- [Available records]:
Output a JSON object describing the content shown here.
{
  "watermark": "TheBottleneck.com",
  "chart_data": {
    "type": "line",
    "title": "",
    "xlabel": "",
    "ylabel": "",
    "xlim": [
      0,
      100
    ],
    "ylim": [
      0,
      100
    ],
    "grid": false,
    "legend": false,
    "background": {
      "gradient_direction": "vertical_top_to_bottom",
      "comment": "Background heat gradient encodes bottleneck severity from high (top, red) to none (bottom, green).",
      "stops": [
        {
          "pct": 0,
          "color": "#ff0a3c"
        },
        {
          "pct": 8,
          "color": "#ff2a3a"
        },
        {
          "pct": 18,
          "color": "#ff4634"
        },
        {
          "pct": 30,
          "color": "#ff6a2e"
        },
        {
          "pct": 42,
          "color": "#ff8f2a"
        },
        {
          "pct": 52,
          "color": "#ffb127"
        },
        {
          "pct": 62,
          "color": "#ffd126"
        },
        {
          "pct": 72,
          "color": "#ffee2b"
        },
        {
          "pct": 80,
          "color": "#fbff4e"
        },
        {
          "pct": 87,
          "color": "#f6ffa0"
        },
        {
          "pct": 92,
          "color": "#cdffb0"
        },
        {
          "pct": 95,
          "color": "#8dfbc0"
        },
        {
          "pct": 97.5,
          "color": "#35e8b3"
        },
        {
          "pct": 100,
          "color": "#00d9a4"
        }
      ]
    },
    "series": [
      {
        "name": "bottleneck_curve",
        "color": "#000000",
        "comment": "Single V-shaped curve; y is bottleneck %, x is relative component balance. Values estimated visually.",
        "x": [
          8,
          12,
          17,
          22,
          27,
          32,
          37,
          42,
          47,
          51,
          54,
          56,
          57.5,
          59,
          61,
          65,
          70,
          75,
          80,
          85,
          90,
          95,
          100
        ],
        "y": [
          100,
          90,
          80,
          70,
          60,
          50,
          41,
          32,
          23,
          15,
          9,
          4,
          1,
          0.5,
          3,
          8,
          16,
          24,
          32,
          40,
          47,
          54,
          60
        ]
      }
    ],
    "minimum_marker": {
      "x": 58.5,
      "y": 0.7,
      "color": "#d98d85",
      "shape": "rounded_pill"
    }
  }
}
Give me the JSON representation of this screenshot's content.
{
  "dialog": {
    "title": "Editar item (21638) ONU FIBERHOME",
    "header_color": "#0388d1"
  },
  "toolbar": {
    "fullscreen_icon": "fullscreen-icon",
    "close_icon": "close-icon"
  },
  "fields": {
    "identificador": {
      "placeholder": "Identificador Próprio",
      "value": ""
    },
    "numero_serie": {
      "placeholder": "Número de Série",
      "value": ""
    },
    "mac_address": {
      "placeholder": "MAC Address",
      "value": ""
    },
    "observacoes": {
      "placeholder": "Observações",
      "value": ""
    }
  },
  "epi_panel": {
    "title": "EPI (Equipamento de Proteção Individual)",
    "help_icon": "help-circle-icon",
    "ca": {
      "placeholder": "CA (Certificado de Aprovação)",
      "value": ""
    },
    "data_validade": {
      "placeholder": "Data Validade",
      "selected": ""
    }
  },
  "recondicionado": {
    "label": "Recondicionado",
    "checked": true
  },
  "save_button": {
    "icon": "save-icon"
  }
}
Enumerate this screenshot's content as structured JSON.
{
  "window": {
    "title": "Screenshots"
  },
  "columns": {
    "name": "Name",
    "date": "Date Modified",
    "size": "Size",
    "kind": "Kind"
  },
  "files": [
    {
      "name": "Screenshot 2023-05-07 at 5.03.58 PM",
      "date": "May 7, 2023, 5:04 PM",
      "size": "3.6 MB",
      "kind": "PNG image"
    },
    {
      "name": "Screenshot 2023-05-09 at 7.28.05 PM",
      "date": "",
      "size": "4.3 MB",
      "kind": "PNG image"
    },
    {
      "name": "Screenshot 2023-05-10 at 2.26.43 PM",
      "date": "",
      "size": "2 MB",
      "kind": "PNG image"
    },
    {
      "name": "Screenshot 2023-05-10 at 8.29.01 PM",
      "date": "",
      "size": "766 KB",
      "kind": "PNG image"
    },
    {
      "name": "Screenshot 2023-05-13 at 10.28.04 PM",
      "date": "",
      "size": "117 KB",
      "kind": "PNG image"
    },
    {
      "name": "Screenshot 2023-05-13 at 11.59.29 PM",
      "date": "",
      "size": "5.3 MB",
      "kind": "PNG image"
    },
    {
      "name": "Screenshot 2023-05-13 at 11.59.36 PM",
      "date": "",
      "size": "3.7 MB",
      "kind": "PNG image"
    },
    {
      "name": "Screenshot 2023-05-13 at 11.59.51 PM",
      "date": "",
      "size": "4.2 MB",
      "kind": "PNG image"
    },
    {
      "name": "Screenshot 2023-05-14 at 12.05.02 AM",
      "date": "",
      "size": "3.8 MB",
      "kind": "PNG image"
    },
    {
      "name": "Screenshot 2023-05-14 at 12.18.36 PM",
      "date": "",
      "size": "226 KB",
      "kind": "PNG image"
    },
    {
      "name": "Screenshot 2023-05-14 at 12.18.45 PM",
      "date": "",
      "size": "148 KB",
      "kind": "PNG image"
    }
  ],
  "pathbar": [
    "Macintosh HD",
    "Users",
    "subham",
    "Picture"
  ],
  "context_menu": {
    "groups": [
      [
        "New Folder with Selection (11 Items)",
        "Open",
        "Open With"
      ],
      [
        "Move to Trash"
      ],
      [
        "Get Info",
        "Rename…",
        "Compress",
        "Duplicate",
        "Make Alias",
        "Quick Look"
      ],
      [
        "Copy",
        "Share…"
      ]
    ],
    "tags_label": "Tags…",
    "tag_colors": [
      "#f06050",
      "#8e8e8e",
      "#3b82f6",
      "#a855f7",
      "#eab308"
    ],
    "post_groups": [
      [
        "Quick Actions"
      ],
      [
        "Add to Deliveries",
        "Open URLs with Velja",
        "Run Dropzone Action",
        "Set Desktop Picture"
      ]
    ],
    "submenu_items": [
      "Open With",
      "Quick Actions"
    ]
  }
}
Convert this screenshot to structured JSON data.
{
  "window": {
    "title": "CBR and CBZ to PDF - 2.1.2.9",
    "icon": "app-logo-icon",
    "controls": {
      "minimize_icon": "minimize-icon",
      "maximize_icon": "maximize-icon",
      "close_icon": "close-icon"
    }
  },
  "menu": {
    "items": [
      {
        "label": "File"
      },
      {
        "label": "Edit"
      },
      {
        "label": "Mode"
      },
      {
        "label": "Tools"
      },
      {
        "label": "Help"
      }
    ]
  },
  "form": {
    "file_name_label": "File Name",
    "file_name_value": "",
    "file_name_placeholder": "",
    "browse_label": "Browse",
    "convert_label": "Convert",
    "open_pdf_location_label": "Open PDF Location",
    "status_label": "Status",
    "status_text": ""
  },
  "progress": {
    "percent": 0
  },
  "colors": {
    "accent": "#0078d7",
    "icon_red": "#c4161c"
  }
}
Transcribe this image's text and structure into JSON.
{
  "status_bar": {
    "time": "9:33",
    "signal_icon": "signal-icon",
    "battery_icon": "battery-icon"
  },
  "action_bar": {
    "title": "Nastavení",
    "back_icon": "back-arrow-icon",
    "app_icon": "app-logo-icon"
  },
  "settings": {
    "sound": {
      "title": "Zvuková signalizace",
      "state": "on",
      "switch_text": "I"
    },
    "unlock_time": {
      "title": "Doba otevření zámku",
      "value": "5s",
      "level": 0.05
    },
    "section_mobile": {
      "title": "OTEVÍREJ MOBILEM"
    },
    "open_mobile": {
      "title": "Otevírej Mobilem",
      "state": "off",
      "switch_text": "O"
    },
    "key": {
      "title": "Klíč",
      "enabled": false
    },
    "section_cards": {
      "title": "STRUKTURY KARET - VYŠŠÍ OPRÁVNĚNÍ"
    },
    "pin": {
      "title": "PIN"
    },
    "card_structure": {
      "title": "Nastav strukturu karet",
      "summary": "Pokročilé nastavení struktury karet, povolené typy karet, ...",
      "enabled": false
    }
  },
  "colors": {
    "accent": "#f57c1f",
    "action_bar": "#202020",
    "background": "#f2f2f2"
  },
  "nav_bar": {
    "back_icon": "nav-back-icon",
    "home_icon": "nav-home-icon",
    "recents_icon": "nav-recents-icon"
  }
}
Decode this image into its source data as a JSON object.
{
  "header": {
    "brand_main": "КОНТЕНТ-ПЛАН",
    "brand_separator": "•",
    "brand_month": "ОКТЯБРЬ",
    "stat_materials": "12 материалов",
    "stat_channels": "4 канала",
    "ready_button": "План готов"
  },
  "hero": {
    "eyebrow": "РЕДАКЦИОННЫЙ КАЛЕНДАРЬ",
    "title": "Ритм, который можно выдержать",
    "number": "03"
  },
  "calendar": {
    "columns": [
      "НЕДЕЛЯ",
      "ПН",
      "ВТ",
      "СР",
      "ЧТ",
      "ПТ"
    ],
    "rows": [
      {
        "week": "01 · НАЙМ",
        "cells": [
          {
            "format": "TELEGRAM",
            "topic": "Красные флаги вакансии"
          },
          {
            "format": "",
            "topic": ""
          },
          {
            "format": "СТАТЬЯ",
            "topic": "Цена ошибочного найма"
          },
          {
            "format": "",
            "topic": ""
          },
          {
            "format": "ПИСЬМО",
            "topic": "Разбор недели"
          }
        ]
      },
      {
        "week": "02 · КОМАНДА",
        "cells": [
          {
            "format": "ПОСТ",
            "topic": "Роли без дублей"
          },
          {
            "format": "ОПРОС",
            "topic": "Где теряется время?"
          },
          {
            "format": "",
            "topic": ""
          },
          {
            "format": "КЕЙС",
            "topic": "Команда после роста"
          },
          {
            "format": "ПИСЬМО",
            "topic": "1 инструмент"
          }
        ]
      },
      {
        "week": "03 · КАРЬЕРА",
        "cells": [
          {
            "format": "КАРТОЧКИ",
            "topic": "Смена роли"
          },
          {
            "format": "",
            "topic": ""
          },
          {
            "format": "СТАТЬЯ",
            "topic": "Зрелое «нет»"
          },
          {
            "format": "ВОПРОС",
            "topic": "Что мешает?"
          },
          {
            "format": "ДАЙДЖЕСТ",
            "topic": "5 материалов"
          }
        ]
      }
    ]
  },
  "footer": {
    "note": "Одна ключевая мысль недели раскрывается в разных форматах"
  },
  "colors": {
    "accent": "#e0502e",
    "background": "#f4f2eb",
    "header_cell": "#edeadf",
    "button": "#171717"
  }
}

- [Exercise task]: Where a line holds "accent", copy it out.

- [Output]:
    "accent": "#0078d7",
    "accent": "#f57c1f",
    "accent": "#e0502e",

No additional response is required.